[start]
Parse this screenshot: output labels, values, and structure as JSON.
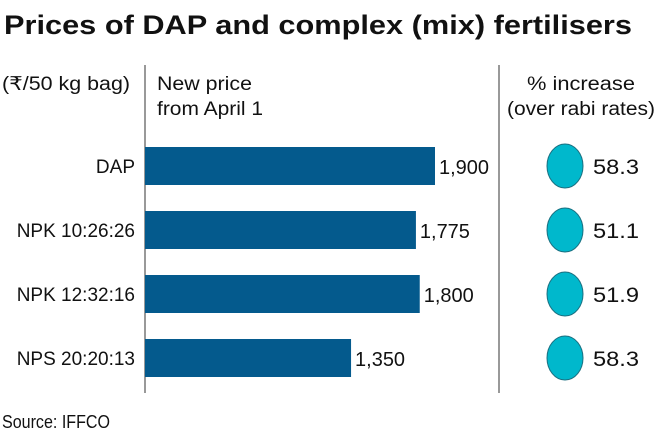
{
  "chart_data": {
    "type": "bar",
    "orientation": "horizontal",
    "title": "Prices of DAP and complex (mix) fertilisers",
    "unit_label": "(₹/50 kg bag)",
    "bar_header": [
      "New price",
      "from April 1"
    ],
    "pct_header": [
      "% increase",
      "(over rabi rates)"
    ],
    "categories": [
      "DAP",
      "NPK 10:26:26",
      "NPK 12:32:16",
      "NPS 20:20:13"
    ],
    "values": [
      1900,
      1775,
      1800,
      1350
    ],
    "value_labels": [
      "1,900",
      "1,775",
      "1,800",
      "1,350"
    ],
    "pct_increase": [
      58.3,
      51.1,
      51.9,
      58.3
    ],
    "pct_labels": [
      "58.3",
      "51.1",
      "51.9",
      "58.3"
    ],
    "source": "Source: IFFCO",
    "grid": false,
    "colors": {
      "bar": "#045a8d",
      "circle": "#00b8cc",
      "circle_stroke": "#1a6f80"
    }
  }
}
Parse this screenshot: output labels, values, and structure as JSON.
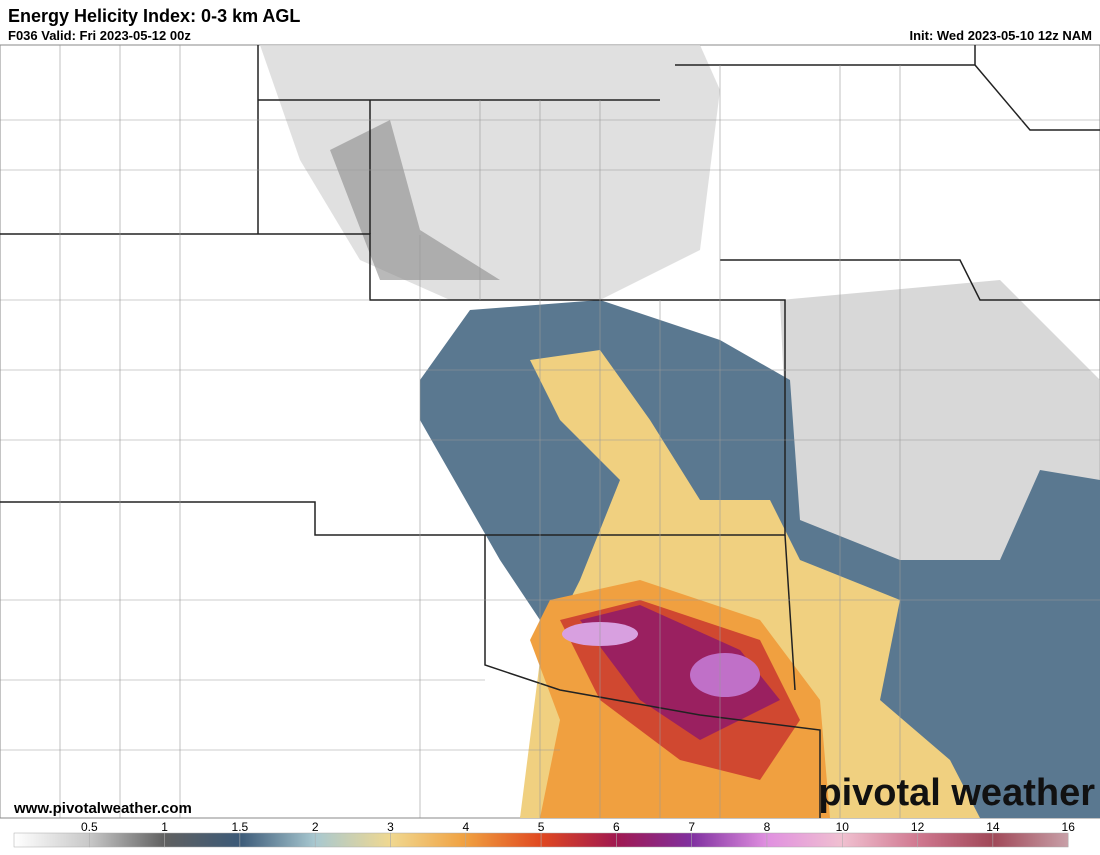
{
  "header": {
    "title": "Energy Helicity Index: 0-3 km AGL",
    "valid": "F036 Valid: Fri 2023-05-12 00z",
    "init": "Init: Wed 2023-05-10 12z NAM"
  },
  "footer": {
    "website": "www.pivotalweather.com",
    "logo": "pivotal weather"
  },
  "colorbar": {
    "ticks": [
      0.5,
      1,
      1.5,
      2,
      3,
      4,
      5,
      6,
      7,
      8,
      10,
      12,
      14,
      16
    ],
    "colors": [
      "#ffffff",
      "#c8c8c8",
      "#606060",
      "#3c5a78",
      "#a8c8d0",
      "#f0d890",
      "#f0a040",
      "#e04820",
      "#a01850",
      "#8030a0",
      "#e090e0",
      "#f0c0d0",
      "#d07890",
      "#a04858",
      "#c8a0a8"
    ]
  }
}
[end]
_Task directions_:
Each entry must be retyped word for word, with every image omitted.

_Answer for the task_:
Parse this screenshot: output labels, values, and structure as JSON.
{
  "chart_data": {
    "type": "bar",
    "orientation": "horizontal",
    "title": "Prices of DAP and complex (mix) fertilisers",
    "unit_label": "(₹/50 kg bag)",
    "bar_header": [
      "New price",
      "from April 1"
    ],
    "pct_header": [
      "% increase",
      "(over rabi rates)"
    ],
    "categories": [
      "DAP",
      "NPK 10:26:26",
      "NPK 12:32:16",
      "NPS 20:20:13"
    ],
    "values": [
      1900,
      1775,
      1800,
      1350
    ],
    "value_labels": [
      "1,900",
      "1,775",
      "1,800",
      "1,350"
    ],
    "pct_increase": [
      58.3,
      51.1,
      51.9,
      58.3
    ],
    "pct_labels": [
      "58.3",
      "51.1",
      "51.9",
      "58.3"
    ],
    "source": "Source: IFFCO",
    "grid": false,
    "colors": {
      "bar": "#045a8d",
      "circle": "#00b8cc",
      "circle_stroke": "#1a6f80"
    }
  }
}
Parse this screenshot: output labels, values, and structure as JSON.
{
  "header": {
    "title": "Energy Helicity Index: 0-3 km AGL",
    "valid": "F036 Valid: Fri 2023-05-12 00z",
    "init": "Init: Wed 2023-05-10 12z NAM"
  },
  "footer": {
    "website": "www.pivotalweather.com",
    "logo": "pivotal weather"
  },
  "colorbar": {
    "ticks": [
      0.5,
      1,
      1.5,
      2,
      3,
      4,
      5,
      6,
      7,
      8,
      10,
      12,
      14,
      16
    ],
    "colors": [
      "#ffffff",
      "#c8c8c8",
      "#606060",
      "#3c5a78",
      "#a8c8d0",
      "#f0d890",
      "#f0a040",
      "#e04820",
      "#a01850",
      "#8030a0",
      "#e090e0",
      "#f0c0d0",
      "#d07890",
      "#a04858",
      "#c8a0a8"
    ]
  }
}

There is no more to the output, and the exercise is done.